DATA EXCERPTS:
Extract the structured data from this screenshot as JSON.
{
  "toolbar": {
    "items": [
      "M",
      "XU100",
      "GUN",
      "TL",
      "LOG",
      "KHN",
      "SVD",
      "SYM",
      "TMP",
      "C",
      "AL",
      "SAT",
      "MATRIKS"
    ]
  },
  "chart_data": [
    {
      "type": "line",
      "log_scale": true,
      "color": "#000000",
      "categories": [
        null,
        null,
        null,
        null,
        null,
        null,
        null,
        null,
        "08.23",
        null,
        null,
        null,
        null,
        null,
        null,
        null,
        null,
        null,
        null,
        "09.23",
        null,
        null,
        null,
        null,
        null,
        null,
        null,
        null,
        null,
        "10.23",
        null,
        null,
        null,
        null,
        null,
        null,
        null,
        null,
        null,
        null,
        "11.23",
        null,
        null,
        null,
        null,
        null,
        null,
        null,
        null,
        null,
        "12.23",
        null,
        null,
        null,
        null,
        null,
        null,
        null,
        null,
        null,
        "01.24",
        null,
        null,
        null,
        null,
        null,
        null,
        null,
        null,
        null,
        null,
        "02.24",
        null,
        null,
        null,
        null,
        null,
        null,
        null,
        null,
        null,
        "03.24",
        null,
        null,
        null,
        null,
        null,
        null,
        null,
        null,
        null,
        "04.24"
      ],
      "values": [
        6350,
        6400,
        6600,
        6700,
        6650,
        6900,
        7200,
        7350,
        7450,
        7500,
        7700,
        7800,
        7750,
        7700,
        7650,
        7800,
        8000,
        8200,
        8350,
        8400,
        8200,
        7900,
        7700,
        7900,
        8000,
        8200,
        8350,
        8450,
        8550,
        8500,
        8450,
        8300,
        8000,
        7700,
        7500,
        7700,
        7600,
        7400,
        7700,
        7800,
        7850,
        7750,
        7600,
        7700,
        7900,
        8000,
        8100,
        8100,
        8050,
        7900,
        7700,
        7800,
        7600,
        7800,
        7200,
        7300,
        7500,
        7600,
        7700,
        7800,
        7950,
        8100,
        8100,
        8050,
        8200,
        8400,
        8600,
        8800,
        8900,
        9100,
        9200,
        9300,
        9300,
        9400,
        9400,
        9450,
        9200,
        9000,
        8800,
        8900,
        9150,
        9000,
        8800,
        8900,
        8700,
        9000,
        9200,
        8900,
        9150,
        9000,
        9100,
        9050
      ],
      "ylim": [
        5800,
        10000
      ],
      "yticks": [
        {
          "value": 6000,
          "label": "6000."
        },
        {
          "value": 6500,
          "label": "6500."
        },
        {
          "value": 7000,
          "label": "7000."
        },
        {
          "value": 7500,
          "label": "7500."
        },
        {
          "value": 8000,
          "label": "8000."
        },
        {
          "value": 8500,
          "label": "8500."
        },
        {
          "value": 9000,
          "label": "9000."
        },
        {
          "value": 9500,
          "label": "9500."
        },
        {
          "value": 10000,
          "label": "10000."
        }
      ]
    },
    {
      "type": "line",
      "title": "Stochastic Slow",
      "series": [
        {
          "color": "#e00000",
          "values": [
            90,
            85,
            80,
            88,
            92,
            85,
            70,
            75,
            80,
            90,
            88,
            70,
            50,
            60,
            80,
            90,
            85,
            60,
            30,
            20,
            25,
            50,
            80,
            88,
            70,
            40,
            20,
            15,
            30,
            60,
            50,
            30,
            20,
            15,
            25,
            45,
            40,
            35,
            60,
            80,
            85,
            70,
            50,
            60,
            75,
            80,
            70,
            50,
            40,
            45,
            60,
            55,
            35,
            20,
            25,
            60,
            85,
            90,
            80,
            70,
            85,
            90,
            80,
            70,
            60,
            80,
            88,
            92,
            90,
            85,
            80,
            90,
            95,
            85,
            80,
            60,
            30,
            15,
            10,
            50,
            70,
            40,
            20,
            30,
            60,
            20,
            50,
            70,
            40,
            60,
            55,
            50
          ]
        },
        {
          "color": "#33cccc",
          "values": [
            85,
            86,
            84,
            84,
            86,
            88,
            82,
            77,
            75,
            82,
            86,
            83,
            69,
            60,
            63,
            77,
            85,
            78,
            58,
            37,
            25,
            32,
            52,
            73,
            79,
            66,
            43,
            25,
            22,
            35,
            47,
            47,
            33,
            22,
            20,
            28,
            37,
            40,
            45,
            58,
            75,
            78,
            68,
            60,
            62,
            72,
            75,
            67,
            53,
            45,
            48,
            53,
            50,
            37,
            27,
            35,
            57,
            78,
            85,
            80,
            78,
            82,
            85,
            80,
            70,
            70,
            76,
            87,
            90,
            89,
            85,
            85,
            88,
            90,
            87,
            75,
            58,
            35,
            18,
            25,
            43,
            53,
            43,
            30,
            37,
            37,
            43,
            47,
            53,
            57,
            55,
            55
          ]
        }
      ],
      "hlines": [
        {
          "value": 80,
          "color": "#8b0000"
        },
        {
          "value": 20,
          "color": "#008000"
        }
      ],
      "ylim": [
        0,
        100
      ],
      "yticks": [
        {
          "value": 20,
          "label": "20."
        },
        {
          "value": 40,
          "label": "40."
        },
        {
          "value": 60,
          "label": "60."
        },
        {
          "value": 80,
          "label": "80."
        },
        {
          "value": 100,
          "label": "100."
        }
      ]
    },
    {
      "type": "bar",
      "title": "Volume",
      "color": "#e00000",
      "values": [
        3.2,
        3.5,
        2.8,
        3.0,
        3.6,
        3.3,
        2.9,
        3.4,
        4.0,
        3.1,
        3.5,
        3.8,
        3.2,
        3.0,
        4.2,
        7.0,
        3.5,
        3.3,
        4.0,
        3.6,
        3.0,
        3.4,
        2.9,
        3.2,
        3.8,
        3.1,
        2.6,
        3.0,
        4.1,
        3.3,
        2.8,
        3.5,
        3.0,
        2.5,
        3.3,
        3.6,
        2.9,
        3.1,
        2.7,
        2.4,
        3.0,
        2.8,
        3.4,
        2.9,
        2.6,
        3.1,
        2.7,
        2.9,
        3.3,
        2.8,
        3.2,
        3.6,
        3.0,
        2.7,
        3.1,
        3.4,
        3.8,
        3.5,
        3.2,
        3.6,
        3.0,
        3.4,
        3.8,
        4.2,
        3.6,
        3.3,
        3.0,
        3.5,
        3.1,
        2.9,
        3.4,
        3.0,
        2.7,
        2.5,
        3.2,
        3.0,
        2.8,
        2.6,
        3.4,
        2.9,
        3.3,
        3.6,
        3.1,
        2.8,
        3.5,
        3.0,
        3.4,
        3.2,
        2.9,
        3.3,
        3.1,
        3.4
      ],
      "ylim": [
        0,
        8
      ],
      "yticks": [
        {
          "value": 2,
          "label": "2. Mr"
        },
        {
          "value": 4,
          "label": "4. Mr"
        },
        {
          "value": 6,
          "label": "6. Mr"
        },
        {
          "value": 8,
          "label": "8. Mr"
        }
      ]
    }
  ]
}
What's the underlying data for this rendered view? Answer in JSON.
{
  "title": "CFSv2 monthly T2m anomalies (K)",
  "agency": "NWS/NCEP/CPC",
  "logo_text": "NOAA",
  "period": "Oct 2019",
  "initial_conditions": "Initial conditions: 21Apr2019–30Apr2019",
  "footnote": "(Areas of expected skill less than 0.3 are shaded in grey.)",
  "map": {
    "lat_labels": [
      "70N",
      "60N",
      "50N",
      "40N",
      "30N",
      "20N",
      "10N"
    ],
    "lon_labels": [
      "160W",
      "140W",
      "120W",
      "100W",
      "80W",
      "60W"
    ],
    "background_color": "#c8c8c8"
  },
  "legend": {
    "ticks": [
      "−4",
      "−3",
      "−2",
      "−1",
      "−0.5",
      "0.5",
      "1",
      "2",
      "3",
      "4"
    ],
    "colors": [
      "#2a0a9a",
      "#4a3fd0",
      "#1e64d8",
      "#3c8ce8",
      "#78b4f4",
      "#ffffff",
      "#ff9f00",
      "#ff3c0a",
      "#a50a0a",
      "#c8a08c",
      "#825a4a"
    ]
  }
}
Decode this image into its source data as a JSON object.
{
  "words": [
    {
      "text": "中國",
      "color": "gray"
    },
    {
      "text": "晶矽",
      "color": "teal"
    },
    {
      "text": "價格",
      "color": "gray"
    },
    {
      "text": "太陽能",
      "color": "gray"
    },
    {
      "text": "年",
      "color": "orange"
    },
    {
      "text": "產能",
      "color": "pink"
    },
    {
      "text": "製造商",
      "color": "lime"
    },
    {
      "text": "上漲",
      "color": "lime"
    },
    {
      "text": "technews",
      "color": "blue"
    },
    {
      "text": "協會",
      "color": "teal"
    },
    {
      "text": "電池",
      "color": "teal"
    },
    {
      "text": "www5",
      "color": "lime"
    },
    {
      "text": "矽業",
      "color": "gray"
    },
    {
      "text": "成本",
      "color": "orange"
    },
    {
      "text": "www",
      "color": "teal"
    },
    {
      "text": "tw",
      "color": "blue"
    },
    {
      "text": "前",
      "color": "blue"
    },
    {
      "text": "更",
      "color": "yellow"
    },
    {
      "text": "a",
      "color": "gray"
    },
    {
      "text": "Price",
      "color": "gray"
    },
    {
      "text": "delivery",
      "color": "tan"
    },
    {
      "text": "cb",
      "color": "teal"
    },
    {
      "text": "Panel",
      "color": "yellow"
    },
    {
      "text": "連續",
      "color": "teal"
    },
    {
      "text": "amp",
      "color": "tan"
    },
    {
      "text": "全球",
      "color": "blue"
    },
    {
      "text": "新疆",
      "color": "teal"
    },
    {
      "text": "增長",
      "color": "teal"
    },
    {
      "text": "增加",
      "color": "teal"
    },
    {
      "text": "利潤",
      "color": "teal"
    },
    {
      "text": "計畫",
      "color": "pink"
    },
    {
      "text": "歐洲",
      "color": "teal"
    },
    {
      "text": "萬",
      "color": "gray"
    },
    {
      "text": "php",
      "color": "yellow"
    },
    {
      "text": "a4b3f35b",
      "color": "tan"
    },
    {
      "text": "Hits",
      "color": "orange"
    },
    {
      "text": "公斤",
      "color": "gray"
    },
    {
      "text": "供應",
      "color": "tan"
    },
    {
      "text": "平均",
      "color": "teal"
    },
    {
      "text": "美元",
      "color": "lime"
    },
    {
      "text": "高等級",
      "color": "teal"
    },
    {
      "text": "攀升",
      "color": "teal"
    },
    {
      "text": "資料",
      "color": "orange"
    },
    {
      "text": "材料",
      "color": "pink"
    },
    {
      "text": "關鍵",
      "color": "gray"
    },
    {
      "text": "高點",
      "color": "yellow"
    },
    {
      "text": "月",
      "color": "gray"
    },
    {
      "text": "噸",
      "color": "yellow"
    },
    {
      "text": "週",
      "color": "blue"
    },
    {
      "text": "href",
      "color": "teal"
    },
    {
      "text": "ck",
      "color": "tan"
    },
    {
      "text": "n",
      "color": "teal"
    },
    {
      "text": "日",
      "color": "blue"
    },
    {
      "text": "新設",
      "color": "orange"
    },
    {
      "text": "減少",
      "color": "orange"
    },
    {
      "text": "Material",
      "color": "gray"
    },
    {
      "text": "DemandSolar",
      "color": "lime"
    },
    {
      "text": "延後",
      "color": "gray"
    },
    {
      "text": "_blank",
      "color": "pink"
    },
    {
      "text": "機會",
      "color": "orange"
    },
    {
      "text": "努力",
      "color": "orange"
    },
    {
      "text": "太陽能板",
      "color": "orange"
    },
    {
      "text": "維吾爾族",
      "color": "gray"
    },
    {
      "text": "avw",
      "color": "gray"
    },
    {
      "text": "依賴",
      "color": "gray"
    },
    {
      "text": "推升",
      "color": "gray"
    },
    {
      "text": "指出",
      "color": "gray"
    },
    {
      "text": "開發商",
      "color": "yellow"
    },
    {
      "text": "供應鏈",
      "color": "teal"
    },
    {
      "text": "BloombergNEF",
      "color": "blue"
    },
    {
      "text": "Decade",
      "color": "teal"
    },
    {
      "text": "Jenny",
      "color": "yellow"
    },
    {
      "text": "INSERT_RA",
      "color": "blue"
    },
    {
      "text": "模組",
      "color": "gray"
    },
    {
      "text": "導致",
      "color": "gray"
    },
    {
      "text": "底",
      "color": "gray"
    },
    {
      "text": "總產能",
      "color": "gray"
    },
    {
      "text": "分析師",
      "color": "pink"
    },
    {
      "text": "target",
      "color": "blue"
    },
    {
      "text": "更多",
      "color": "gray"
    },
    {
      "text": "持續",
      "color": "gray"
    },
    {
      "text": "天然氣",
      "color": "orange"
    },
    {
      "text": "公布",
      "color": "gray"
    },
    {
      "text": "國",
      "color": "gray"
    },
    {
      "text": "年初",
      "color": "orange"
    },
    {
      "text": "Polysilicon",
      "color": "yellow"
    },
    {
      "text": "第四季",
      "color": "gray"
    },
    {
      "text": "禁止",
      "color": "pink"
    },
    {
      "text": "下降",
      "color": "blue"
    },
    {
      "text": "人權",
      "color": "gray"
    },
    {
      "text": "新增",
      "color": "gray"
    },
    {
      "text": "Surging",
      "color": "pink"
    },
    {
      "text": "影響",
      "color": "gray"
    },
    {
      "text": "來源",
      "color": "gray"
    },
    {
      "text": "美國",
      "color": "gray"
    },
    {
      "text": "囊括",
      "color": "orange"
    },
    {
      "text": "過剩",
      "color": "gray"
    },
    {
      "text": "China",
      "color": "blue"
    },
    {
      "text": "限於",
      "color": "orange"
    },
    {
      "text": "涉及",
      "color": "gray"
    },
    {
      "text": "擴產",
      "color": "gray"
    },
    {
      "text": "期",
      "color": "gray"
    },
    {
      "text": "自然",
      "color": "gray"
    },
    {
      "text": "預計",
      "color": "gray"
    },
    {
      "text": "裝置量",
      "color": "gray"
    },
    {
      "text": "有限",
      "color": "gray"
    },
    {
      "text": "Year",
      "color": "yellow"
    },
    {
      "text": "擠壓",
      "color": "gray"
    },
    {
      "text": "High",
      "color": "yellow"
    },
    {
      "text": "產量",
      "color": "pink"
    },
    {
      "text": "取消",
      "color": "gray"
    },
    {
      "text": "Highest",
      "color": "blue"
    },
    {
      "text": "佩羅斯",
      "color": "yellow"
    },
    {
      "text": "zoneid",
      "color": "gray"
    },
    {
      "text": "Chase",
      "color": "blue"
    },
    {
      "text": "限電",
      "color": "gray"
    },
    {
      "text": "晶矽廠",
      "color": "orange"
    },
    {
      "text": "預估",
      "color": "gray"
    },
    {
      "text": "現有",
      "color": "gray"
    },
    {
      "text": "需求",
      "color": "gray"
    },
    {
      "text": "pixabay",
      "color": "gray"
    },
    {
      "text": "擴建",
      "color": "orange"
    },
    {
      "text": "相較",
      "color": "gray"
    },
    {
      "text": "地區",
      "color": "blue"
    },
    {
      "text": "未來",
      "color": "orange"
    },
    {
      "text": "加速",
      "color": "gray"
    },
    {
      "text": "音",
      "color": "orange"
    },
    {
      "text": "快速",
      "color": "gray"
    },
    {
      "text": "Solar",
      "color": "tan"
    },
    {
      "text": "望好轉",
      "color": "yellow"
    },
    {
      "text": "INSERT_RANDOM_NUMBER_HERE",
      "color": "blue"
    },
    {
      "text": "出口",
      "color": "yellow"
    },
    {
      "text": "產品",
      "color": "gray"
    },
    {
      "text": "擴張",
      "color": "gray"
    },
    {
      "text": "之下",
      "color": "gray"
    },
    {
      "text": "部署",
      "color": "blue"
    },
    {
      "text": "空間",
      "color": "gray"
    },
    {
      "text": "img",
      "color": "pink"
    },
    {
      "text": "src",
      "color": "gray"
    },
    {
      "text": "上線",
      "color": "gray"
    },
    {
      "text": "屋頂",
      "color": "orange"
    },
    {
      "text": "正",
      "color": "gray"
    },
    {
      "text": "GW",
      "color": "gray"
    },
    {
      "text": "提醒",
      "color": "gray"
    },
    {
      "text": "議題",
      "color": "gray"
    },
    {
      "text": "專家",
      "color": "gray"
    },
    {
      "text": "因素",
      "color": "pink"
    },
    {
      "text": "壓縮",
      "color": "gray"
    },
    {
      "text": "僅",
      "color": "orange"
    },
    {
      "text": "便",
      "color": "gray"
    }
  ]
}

TASK TO CARRY OUT:
Find all lines where the word "title" appears. Copy them.

EXERCISE SOLUTION:
      "title": "Stochastic Slow",
      "title": "Volume",
  "title": "CFSv2 monthly T2m anomalies (K)",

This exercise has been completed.